▸ What you are asked to do
Below is the data. Give it again, complete and exact.

• • • • •

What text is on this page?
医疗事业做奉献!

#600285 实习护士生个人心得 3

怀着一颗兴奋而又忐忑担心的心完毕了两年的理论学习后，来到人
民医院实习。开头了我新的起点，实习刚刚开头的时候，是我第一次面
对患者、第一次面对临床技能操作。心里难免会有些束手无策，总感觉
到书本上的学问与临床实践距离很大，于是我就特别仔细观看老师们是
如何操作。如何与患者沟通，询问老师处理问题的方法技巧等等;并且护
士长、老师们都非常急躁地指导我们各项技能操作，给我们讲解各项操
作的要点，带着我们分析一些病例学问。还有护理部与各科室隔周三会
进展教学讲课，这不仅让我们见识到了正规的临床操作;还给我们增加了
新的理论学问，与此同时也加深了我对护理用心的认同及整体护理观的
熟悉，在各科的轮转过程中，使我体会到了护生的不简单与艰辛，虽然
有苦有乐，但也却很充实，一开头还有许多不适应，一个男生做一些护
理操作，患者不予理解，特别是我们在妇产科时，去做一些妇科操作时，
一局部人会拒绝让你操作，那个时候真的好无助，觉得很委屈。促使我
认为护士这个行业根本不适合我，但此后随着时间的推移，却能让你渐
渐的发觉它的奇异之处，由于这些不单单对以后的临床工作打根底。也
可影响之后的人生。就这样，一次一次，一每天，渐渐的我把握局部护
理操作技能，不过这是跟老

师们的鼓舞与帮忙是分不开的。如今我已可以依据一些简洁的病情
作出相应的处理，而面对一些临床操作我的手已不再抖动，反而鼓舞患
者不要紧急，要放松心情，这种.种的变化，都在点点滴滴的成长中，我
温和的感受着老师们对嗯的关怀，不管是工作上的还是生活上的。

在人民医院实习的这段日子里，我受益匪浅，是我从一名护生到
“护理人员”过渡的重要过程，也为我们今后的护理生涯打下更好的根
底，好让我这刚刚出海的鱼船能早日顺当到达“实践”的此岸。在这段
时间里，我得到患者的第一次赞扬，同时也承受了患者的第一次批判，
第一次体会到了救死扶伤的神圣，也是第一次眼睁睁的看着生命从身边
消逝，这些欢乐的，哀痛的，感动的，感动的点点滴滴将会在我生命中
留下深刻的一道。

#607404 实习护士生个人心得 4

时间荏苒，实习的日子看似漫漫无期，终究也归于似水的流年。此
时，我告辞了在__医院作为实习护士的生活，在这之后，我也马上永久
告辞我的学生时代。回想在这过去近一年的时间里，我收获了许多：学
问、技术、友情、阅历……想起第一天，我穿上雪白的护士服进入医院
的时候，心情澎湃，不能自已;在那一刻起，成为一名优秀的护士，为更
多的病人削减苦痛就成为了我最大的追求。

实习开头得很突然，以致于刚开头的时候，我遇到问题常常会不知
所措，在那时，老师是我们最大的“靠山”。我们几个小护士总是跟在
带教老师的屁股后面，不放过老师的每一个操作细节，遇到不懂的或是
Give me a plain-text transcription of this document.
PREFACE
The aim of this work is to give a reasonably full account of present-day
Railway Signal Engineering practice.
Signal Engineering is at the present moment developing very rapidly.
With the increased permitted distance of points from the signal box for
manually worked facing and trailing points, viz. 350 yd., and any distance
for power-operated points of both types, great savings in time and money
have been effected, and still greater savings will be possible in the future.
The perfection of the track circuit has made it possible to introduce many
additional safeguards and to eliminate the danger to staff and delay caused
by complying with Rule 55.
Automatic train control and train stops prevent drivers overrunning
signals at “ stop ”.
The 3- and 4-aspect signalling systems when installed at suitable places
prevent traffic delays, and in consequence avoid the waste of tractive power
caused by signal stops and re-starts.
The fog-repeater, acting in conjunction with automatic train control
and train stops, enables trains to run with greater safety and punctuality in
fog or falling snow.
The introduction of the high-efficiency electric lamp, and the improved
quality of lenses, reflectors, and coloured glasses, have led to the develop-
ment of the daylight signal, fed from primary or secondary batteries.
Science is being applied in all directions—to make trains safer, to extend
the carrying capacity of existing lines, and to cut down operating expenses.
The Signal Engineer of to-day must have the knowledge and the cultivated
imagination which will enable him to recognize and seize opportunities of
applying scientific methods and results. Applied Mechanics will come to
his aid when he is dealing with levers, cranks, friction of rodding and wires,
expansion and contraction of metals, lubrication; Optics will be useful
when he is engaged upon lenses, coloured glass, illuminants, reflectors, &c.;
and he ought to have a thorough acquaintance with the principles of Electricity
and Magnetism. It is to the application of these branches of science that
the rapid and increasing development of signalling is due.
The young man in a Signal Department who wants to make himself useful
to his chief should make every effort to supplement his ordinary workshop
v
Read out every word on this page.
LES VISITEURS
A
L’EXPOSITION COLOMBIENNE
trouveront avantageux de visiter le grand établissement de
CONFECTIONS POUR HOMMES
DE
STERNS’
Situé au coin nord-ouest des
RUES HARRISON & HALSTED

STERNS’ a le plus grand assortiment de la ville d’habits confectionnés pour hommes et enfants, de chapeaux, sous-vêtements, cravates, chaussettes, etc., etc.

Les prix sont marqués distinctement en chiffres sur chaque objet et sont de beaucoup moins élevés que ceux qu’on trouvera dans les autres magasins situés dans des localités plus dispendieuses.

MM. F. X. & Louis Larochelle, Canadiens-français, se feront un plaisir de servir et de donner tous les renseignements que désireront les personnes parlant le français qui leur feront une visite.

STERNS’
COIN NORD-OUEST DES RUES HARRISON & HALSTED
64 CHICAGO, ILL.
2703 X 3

• • • • •

▸ Completed exercise
What text is on this page?
医疗事业做奉献!

#600285 实习护士生个人心得 3

怀着一颗兴奋而又忐忑担心的心完毕了两年的理论学习后，来到人
民医院实习。开头了我新的起点，实习刚刚开头的时候，是我第一次面
对患者、第一次面对临床技能操作。心里难免会有些束手无策，总感觉
到书本上的学问与临床实践距离很大，于是我就特别仔细观看老师们是
如何操作。如何与患者沟通，询问老师处理问题的方法技巧等等;并且护
士长、老师们都非常急躁地指导我们各项技能操作，给我们讲解各项操
作的要点，带着我们分析一些病例学问。还有护理部与各科室隔周三会
进展教学讲课，这不仅让我们见识到了正规的临床操作;还给我们增加了
新的理论学问，与此同时也加深了我对护理用心的认同及整体护理观的
熟悉，在各科的轮转过程中，使我体会到了护生的不简单与艰辛，虽然
有苦有乐，但也却很充实，一开头还有许多不适应，一个男生做一些护
理操作，患者不予理解，特别是我们在妇产科时，去做一些妇科操作时，
一局部人会拒绝让你操作，那个时候真的好无助，觉得很委屈。促使我
认为护士这个行业根本不适合我，但此后随着时间的推移，却能让你渐
渐的发觉它的奇异之处，由于这些不单单对以后的临床工作打根底。也
可影响之后的人生。就这样，一次一次，一每天，渐渐的我把握局部护
理操作技能，不过这是跟老

师们的鼓舞与帮忙是分不开的。如今我已可以依据一些简洁的病情
作出相应的处理，而面对一些临床操作我的手已不再抖动，反而鼓舞患
者不要紧急，要放松心情，这种.种的变化，都在点点滴滴的成长中，我
温和的感受着老师们对嗯的关怀，不管是工作上的还是生活上的。

在人民医院实习的这段日子里，我受益匪浅，是我从一名护生到
“护理人员”过渡的重要过程，也为我们今后的护理生涯打下更好的根
底，好让我这刚刚出海的鱼船能早日顺当到达“实践”的此岸。在这段
时间里，我得到患者的第一次赞扬，同时也承受了患者的第一次批判，
第一次体会到了救死扶伤的神圣，也是第一次眼睁睁的看着生命从身边
消逝，这些欢乐的，哀痛的，感动的，感动的点点滴滴将会在我生命中
留下深刻的一道。

#607404 实习护士生个人心得 4

时间荏苒，实习的日子看似漫漫无期，终究也归于似水的流年。此
时，我告辞了在__医院作为实习护士的生活，在这之后，我也马上永久
告辞我的学生时代。回想在这过去近一年的时间里，我收获了许多：学
问、技术、友情、阅历……想起第一天，我穿上雪白的护士服进入医院
的时候，心情澎湃，不能自已;在那一刻起，成为一名优秀的护士，为更
多的病人削减苦痛就成为了我最大的追求。

实习开头得很突然，以致于刚开头的时候，我遇到问题常常会不知
所措，在那时，老师是我们最大的“靠山”。我们几个小护士总是跟在
带教老师的屁股后面，不放过老师的每一个操作细节，遇到不懂的或是
Give me a plain-text transcription of this document.
PREFACE
The aim of this work is to give a reasonably full account of present-day
Railway Signal Engineering practice.
Signal Engineering is at the present moment developing very rapidly.
With the increased permitted distance of points from the signal box for
manually worked facing and trailing points, viz. 350 yd., and any distance
for power-operated points of both types, great savings in time and money
have been effected, and still greater savings will be possible in the future.
The perfection of the track circuit has made it possible to introduce many
additional safeguards and to eliminate the danger to staff and delay caused
by complying with Rule 55.
Automatic train control and train stops prevent drivers overrunning
signals at “ stop ”.
The 3- and 4-aspect signalling systems when installed at suitable places
prevent traffic delays, and in consequence avoid the waste of tractive power
caused by signal stops and re-starts.
The fog-repeater, acting in conjunction with automatic train control
and train stops, enables trains to run with greater safety and punctuality in
fog or falling snow.
The introduction of the high-efficiency electric lamp, and the improved
quality of lenses, reflectors, and coloured glasses, have led to the develop-
ment of the daylight signal, fed from primary or secondary batteries.
Science is being applied in all directions—to make trains safer, to extend
the carrying capacity of existing lines, and to cut down operating expenses.
The Signal Engineer of to-day must have the knowledge and the cultivated
imagination which will enable him to recognize and seize opportunities of
applying scientific methods and results. Applied Mechanics will come to
his aid when he is dealing with levers, cranks, friction of rodding and wires,
expansion and contraction of metals, lubrication; Optics will be useful
when he is engaged upon lenses, coloured glass, illuminants, reflectors, &c.;
and he ought to have a thorough acquaintance with the principles of Electricity
and Magnetism. It is to the application of these branches of science that
the rapid and increasing development of signalling is due.
The young man in a Signal Department who wants to make himself useful
to his chief should make every effort to supplement his ordinary workshop
v
Read out every word on this page.
LES VISITEURS
A
L’EXPOSITION COLOMBIENNE
trouveront avantageux de visiter le grand établissement de
CONFECTIONS POUR HOMMES
DE
STERNS’
Situé au coin nord-ouest des
RUES HARRISON & HALSTED

STERNS’ a le plus grand assortiment de la ville d’habits confectionnés pour hommes et enfants, de chapeaux, sous-vêtements, cravates, chaussettes, etc., etc.

Les prix sont marqués distinctement en chiffres sur chaque objet et sont de beaucoup moins élevés que ceux qu’on trouvera dans les autres magasins situés dans des localités plus dispendieuses.

MM. F. X. & Louis Larochelle, Canadiens-français, se feront un plaisir de servir et de donner tous les renseignements que désireront les personnes parlant le français qui leur feront une visite.

STERNS’
COIN NORD-OUEST DES RUES HARRISON & HALSTED
64 CHICAGO, ILL.
2703 X 3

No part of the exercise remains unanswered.